++++ Data shown ++++

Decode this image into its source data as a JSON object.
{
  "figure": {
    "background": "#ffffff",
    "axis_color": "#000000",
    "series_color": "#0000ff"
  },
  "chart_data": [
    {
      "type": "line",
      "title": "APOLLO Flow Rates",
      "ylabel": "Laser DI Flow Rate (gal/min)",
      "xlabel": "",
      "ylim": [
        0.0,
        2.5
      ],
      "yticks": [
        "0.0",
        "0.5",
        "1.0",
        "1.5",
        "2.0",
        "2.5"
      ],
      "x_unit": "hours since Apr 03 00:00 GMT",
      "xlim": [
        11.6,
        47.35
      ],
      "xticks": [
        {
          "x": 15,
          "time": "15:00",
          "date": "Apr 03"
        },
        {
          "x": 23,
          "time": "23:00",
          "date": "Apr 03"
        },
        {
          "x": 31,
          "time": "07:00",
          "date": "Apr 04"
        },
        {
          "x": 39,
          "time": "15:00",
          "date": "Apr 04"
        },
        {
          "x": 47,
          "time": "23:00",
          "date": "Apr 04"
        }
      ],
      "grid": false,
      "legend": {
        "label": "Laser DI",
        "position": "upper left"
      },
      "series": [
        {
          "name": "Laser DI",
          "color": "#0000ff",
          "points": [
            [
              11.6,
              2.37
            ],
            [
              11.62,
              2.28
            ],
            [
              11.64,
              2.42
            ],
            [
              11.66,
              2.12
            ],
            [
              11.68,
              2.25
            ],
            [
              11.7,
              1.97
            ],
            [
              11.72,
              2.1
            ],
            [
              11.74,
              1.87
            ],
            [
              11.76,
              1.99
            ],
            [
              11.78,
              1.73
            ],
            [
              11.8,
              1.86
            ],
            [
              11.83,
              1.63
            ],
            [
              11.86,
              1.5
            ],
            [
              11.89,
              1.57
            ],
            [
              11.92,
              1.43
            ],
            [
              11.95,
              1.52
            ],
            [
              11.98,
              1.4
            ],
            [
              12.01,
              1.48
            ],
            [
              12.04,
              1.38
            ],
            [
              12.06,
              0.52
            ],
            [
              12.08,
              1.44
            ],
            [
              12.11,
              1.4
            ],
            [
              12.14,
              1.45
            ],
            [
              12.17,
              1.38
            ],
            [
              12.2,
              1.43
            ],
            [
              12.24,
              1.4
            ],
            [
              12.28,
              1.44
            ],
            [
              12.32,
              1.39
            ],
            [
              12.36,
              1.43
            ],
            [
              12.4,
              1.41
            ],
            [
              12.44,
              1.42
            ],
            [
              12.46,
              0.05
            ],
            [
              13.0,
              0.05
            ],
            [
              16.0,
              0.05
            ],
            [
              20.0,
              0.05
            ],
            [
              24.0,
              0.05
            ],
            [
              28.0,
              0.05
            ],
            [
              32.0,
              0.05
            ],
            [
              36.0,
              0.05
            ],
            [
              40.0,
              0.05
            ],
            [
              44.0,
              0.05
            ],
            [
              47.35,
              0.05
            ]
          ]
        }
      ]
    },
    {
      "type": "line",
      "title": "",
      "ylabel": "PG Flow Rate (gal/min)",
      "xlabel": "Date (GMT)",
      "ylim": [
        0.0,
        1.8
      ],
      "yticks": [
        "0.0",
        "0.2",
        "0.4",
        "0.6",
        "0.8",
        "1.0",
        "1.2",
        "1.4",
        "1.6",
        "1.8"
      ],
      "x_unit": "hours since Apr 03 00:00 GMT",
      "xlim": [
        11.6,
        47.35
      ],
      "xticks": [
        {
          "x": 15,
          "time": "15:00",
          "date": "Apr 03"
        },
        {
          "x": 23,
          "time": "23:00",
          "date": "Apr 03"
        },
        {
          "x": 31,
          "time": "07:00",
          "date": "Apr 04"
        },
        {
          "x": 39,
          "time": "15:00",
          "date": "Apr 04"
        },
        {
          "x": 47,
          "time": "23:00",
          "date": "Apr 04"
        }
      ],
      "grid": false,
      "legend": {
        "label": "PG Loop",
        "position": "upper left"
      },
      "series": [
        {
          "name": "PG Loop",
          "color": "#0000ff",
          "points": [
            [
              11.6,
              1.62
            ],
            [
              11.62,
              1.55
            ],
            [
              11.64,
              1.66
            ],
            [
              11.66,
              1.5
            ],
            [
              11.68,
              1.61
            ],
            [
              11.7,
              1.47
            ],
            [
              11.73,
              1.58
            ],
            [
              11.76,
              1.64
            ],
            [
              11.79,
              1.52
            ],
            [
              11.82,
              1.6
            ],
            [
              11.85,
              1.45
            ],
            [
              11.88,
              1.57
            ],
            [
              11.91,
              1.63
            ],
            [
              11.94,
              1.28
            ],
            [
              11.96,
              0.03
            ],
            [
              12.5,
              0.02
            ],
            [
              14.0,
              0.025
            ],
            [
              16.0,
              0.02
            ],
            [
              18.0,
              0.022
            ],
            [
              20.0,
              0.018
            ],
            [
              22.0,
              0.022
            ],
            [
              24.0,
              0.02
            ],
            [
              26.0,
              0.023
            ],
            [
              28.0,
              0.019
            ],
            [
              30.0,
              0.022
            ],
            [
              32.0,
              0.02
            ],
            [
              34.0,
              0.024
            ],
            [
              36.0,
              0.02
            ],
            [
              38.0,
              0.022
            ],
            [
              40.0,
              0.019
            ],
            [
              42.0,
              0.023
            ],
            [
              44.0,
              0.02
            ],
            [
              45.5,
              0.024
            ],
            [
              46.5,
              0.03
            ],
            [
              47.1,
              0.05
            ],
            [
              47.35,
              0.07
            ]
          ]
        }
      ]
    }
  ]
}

++++

**Brief**
All of the data needs to be reproduced exactly, with no line missing.

**Solution to this task**
Decode this image into its source data as a JSON object.
{
  "figure": {
    "background": "#ffffff",
    "axis_color": "#000000",
    "series_color": "#0000ff"
  },
  "chart_data": [
    {
      "type": "line",
      "title": "APOLLO Flow Rates",
      "ylabel": "Laser DI Flow Rate (gal/min)",
      "xlabel": "",
      "ylim": [
        0.0,
        2.5
      ],
      "yticks": [
        "0.0",
        "0.5",
        "1.0",
        "1.5",
        "2.0",
        "2.5"
      ],
      "x_unit": "hours since Apr 03 00:00 GMT",
      "xlim": [
        11.6,
        47.35
      ],
      "xticks": [
        {
          "x": 15,
          "time": "15:00",
          "date": "Apr 03"
        },
        {
          "x": 23,
          "time": "23:00",
          "date": "Apr 03"
        },
        {
          "x": 31,
          "time": "07:00",
          "date": "Apr 04"
        },
        {
          "x": 39,
          "time": "15:00",
          "date": "Apr 04"
        },
        {
          "x": 47,
          "time": "23:00",
          "date": "Apr 04"
        }
      ],
      "grid": false,
      "legend": {
        "label": "Laser DI",
        "position": "upper left"
      },
      "series": [
        {
          "name": "Laser DI",
          "color": "#0000ff",
          "points": [
            [
              11.6,
              2.37
            ],
            [
              11.62,
              2.28
            ],
            [
              11.64,
              2.42
            ],
            [
              11.66,
              2.12
            ],
            [
              11.68,
              2.25
            ],
            [
              11.7,
              1.97
            ],
            [
              11.72,
              2.1
            ],
            [
              11.74,
              1.87
            ],
            [
              11.76,
              1.99
            ],
            [
              11.78,
              1.73
            ],
            [
              11.8,
              1.86
            ],
            [
              11.83,
              1.63
            ],
            [
              11.86,
              1.5
            ],
            [
              11.89,
              1.57
            ],
            [
              11.92,
              1.43
            ],
            [
              11.95,
              1.52
            ],
            [
              11.98,
              1.4
            ],
            [
              12.01,
              1.48
            ],
            [
              12.04,
              1.38
            ],
            [
              12.06,
              0.52
            ],
            [
              12.08,
              1.44
            ],
            [
              12.11,
              1.4
            ],
            [
              12.14,
              1.45
            ],
            [
              12.17,
              1.38
            ],
            [
              12.2,
              1.43
            ],
            [
              12.24,
              1.4
            ],
            [
              12.28,
              1.44
            ],
            [
              12.32,
              1.39
            ],
            [
              12.36,
              1.43
            ],
            [
              12.4,
              1.41
            ],
            [
              12.44,
              1.42
            ],
            [
              12.46,
              0.05
            ],
            [
              13.0,
              0.05
            ],
            [
              16.0,
              0.05
            ],
            [
              20.0,
              0.05
            ],
            [
              24.0,
              0.05
            ],
            [
              28.0,
              0.05
            ],
            [
              32.0,
              0.05
            ],
            [
              36.0,
              0.05
            ],
            [
              40.0,
              0.05
            ],
            [
              44.0,
              0.05
            ],
            [
              47.35,
              0.05
            ]
          ]
        }
      ]
    },
    {
      "type": "line",
      "title": "",
      "ylabel": "PG Flow Rate (gal/min)",
      "xlabel": "Date (GMT)",
      "ylim": [
        0.0,
        1.8
      ],
      "yticks": [
        "0.0",
        "0.2",
        "0.4",
        "0.6",
        "0.8",
        "1.0",
        "1.2",
        "1.4",
        "1.6",
        "1.8"
      ],
      "x_unit": "hours since Apr 03 00:00 GMT",
      "xlim": [
        11.6,
        47.35
      ],
      "xticks": [
        {
          "x": 15,
          "time": "15:00",
          "date": "Apr 03"
        },
        {
          "x": 23,
          "time": "23:00",
          "date": "Apr 03"
        },
        {
          "x": 31,
          "time": "07:00",
          "date": "Apr 04"
        },
        {
          "x": 39,
          "time": "15:00",
          "date": "Apr 04"
        },
        {
          "x": 47,
          "time": "23:00",
          "date": "Apr 04"
        }
      ],
      "grid": false,
      "legend": {
        "label": "PG Loop",
        "position": "upper left"
      },
      "series": [
        {
          "name": "PG Loop",
          "color": "#0000ff",
          "points": [
            [
              11.6,
              1.62
            ],
            [
              11.62,
              1.55
            ],
            [
              11.64,
              1.66
            ],
            [
              11.66,
              1.5
            ],
            [
              11.68,
              1.61
            ],
            [
              11.7,
              1.47
            ],
            [
              11.73,
              1.58
            ],
            [
              11.76,
              1.64
            ],
            [
              11.79,
              1.52
            ],
            [
              11.82,
              1.6
            ],
            [
              11.85,
              1.45
            ],
            [
              11.88,
              1.57
            ],
            [
              11.91,
              1.63
            ],
            [
              11.94,
              1.28
            ],
            [
              11.96,
              0.03
            ],
            [
              12.5,
              0.02
            ],
            [
              14.0,
              0.025
            ],
            [
              16.0,
              0.02
            ],
            [
              18.0,
              0.022
            ],
            [
              20.0,
              0.018
            ],
            [
              22.0,
              0.022
            ],
            [
              24.0,
              0.02
            ],
            [
              26.0,
              0.023
            ],
            [
              28.0,
              0.019
            ],
            [
              30.0,
              0.022
            ],
            [
              32.0,
              0.02
            ],
            [
              34.0,
              0.024
            ],
            [
              36.0,
              0.02
            ],
            [
              38.0,
              0.022
            ],
            [
              40.0,
              0.019
            ],
            [
              42.0,
              0.023
            ],
            [
              44.0,
              0.02
            ],
            [
              45.5,
              0.024
            ],
            [
              46.5,
              0.03
            ],
            [
              47.1,
              0.05
            ],
            [
              47.35,
              0.07
            ]
          ]
        }
      ]
    }
  ]
}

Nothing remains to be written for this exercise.